- **Given request**
Could you copy the data below again with each "y-minor-tick" switched to "y-axis-minor-tick", leaving everything else unchanged and omitting the pictures?

#### Records shown

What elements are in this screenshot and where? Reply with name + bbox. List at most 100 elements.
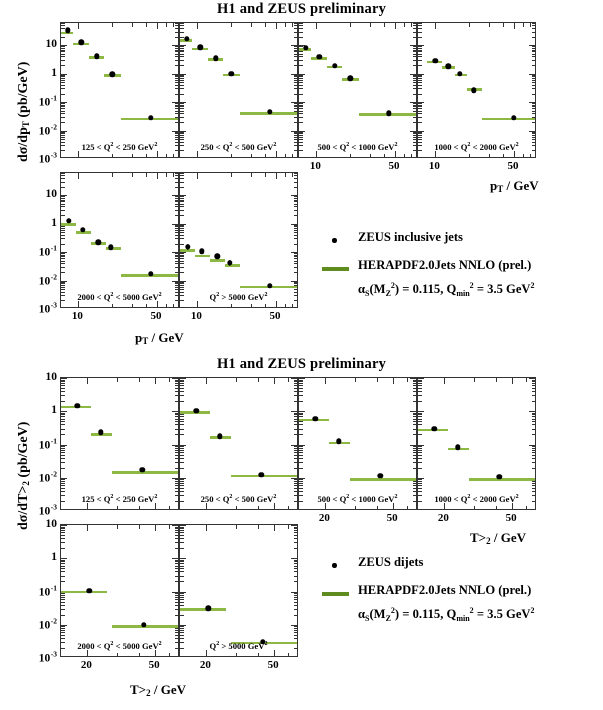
y-minor-tick [180,388,184,389]
x-tick [276,23,278,29]
y-minor-tick [180,134,184,136]
y-minor-tick [61,53,65,55]
y-minor-tick [418,490,422,492]
y-minor-tick [299,391,303,393]
y-minor-tick [299,457,303,459]
y-minor-tick [174,243,178,245]
y-tick-label: 10-1 [38,93,57,109]
y-minor-tick [174,271,178,273]
y-minor-tick [293,210,297,212]
y-minor-tick [412,480,416,482]
x-tick [251,153,253,157]
x-tick [112,303,114,307]
x-tick [117,652,119,656]
y-minor-tick [174,487,178,489]
y-minor-tick [174,74,178,76]
y-minor-tick [531,457,535,459]
x-tick [168,525,170,529]
y-minor-tick [180,424,184,426]
y-minor-tick [180,395,184,397]
y-minor-tick [172,444,178,446]
y-minor-tick [293,238,297,240]
y-minor-tick [180,263,184,265]
y-minor-tick [180,110,184,112]
y-minor-tick [180,206,184,208]
y-minor-tick [180,542,184,544]
y-minor-tick [61,614,65,616]
y-minor-tick [61,283,65,285]
x-tick [197,173,199,179]
y-minor-tick [293,266,297,268]
y-minor-tick [531,451,535,453]
y-minor-tick [418,414,422,416]
y-minor-tick [174,224,178,226]
y-minor-tick [418,103,422,105]
y-minor-tick [180,108,184,110]
y-minor-tick [174,295,178,297]
y-minor-tick [531,383,535,385]
y-minor-tick [174,563,178,565]
data-point [98,429,104,436]
y-minor-tick [412,395,416,397]
y-minor-tick [61,74,65,76]
y-minor-tick [529,411,535,413]
y-minor-tick [180,421,184,423]
y-minor-tick [418,424,422,426]
y-minor-tick [418,454,422,456]
y-minor-tick [299,74,303,76]
y-minor-tick [418,36,422,38]
y-minor-tick [418,45,424,47]
y-minor-tick [531,133,535,135]
y-minor-tick [418,88,422,90]
y-minor-tick [293,526,297,528]
x-tick [231,153,233,157]
x-tick [173,303,175,307]
y-tick-label: 10 [45,518,58,530]
y-minor-tick [174,145,178,147]
y-minor-tick [299,461,303,463]
y-minor-tick [174,388,178,389]
y-minor-tick [531,31,535,33]
y-minor-tick [180,78,184,80]
y-tick-label: 10-1 [38,436,57,451]
x-tick [435,23,437,29]
y-minor-tick [61,76,65,78]
y-minor-tick [61,593,65,595]
y-minor-tick [418,79,422,81]
y-minor-tick [180,260,184,262]
y-minor-tick [299,495,303,497]
y-minor-tick [412,485,416,487]
y-minor-tick [61,395,65,397]
y-minor-tick [531,388,535,389]
x-tick [503,153,505,157]
x-tick [168,652,170,656]
x-tick [265,153,267,157]
x-tick [411,23,413,27]
y-minor-tick [61,624,67,626]
y-minor-tick [418,391,422,393]
y-minor-tick [299,46,303,48]
y-minor-tick [174,568,178,570]
x-tick-label: 20 [318,512,330,524]
data-point [260,638,266,645]
panel-q2-caption: 250 < Q2 < 500 GeV2 [200,142,277,152]
y-tick-label: 10-1 [38,583,57,598]
y-minor-tick [299,45,305,47]
data-point [74,403,81,409]
x-tick [350,23,352,27]
y-minor-tick [61,73,67,75]
data-point [471,87,477,93]
y-minor-tick [293,559,297,561]
y-minor-tick [293,571,297,573]
y-minor-tick [174,451,178,453]
y-minor-tick [61,46,65,48]
legend-marker-label: ZEUS inclusive jets [358,230,463,244]
y-minor-tick [291,444,297,446]
y-minor-tick [174,136,178,138]
y-minor-tick [299,378,305,379]
x-tick [525,378,527,382]
x-tick [206,503,208,509]
y-minor-tick [180,45,186,47]
y-minor-tick [412,131,416,133]
y-minor-tick [418,411,424,413]
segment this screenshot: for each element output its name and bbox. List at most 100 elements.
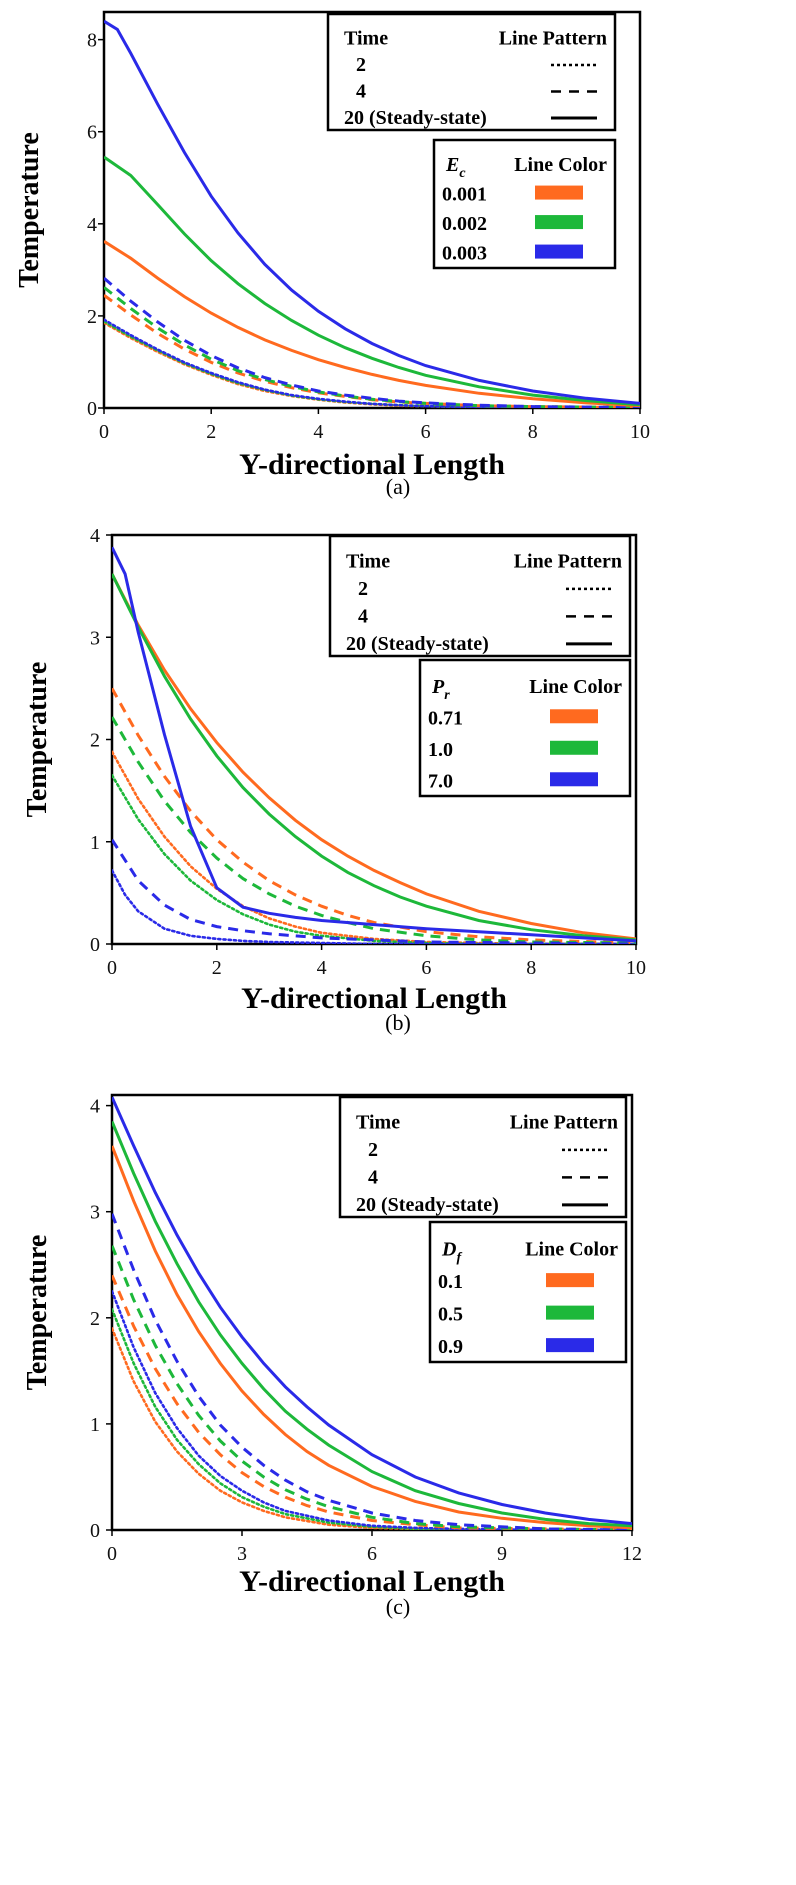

########

- **Output below**
What elements are in this screenshot and where? Reply with name + bbox. List at most 100 elements.
y-axis-minor-tick [180,388,184,389]
x-tick [276,23,278,29]
y-axis-minor-tick [180,134,184,136]
y-axis-minor-tick [61,53,65,55]
y-axis-minor-tick [418,490,422,492]
y-axis-minor-tick [299,391,303,393]
y-axis-minor-tick [299,457,303,459]
y-axis-minor-tick [174,243,178,245]
y-tick-label: 10-1 [38,93,57,109]
y-axis-minor-tick [174,271,178,273]
y-axis-minor-tick [293,210,297,212]
y-axis-minor-tick [412,480,416,482]
x-tick [251,153,253,157]
x-tick [112,303,114,307]
x-tick [117,652,119,656]
y-axis-minor-tick [174,487,178,489]
y-axis-minor-tick [174,74,178,76]
y-axis-minor-tick [531,457,535,459]
x-tick [168,525,170,529]
y-axis-minor-tick [180,424,184,426]
y-axis-minor-tick [180,395,184,397]
y-axis-minor-tick [172,444,178,446]
y-axis-minor-tick [293,238,297,240]
y-axis-minor-tick [180,263,184,265]
y-axis-minor-tick [180,110,184,112]
y-axis-minor-tick [180,206,184,208]
y-axis-minor-tick [180,542,184,544]
y-axis-minor-tick [61,614,65,616]
y-axis-minor-tick [61,283,65,285]
x-tick [197,173,199,179]
y-axis-minor-tick [293,266,297,268]
y-axis-minor-tick [531,451,535,453]
y-axis-minor-tick [418,414,422,416]
y-axis-minor-tick [174,224,178,226]
y-axis-minor-tick [418,103,422,105]
y-axis-minor-tick [180,108,184,110]
y-axis-minor-tick [174,295,178,297]
y-axis-minor-tick [531,383,535,385]
y-axis-minor-tick [174,563,178,565]
data-point [98,429,104,436]
y-axis-minor-tick [412,395,416,397]
y-axis-minor-tick [61,74,65,76]
y-axis-minor-tick [529,411,535,413]
y-axis-minor-tick [180,421,184,423]
y-axis-minor-tick [418,424,422,426]
y-axis-minor-tick [418,454,422,456]
y-axis-minor-tick [299,74,303,76]
y-axis-minor-tick [418,36,422,38]
y-axis-minor-tick [418,45,424,47]
y-axis-minor-tick [531,133,535,135]
y-axis-minor-tick [418,88,422,90]
y-axis-minor-tick [293,526,297,528]
x-tick [231,153,233,157]
x-tick [173,303,175,307]
y-tick-label: 10 [45,518,58,530]
y-axis-minor-tick [174,145,178,147]
y-axis-minor-tick [299,461,303,463]
y-axis-minor-tick [174,388,178,389]
y-axis-minor-tick [531,31,535,33]
y-axis-minor-tick [180,78,184,80]
y-tick-label: 10-1 [38,436,57,451]
x-tick [435,23,437,29]
y-axis-minor-tick [61,76,65,78]
y-axis-minor-tick [61,593,65,595]
y-axis-minor-tick [418,79,422,81]
y-axis-minor-tick [180,260,184,262]
y-axis-minor-tick [299,495,303,497]
y-axis-minor-tick [412,485,416,487]
y-axis-minor-tick [61,395,65,397]
y-axis-minor-tick [531,388,535,389]
x-tick [503,153,505,157]
x-tick [168,652,170,656]
x-tick [265,153,267,157]
x-tick [411,23,413,27]
y-axis-minor-tick [61,624,67,626]
y-axis-minor-tick [418,391,422,393]
y-axis-minor-tick [299,46,303,48]
y-axis-minor-tick [174,568,178,570]
x-tick-label: 20 [318,512,330,524]
data-point [260,638,266,645]
panel-q2-caption: 250 < Q2 < 500 GeV2 [200,142,277,152]
y-tick-label: 10-1 [38,583,57,598]
y-axis-minor-tick [299,45,305,47]
data-point [74,403,81,409]
x-tick [350,23,352,27]
y-axis-minor-tick [61,73,67,75]
data-point [471,87,477,93]
y-axis-minor-tick [293,559,297,561]
y-axis-minor-tick [293,571,297,573]
y-axis-minor-tick [174,451,178,453]
y-axis-minor-tick [61,46,65,48]
legend-marker-label: ZEUS inclusive jets [358,230,463,244]
y-axis-minor-tick [291,444,297,446]
y-axis-minor-tick [174,136,178,138]
y-axis-minor-tick [299,378,305,379]
x-tick [525,378,527,382]
x-tick [206,503,208,509]
y-axis-minor-tick [180,45,186,47]
y-axis-minor-tick [412,131,416,133]
y-axis-minor-tick [418,411,424,413]
segment this screenshot: for each element output its name and bbox. List at most 100 elements.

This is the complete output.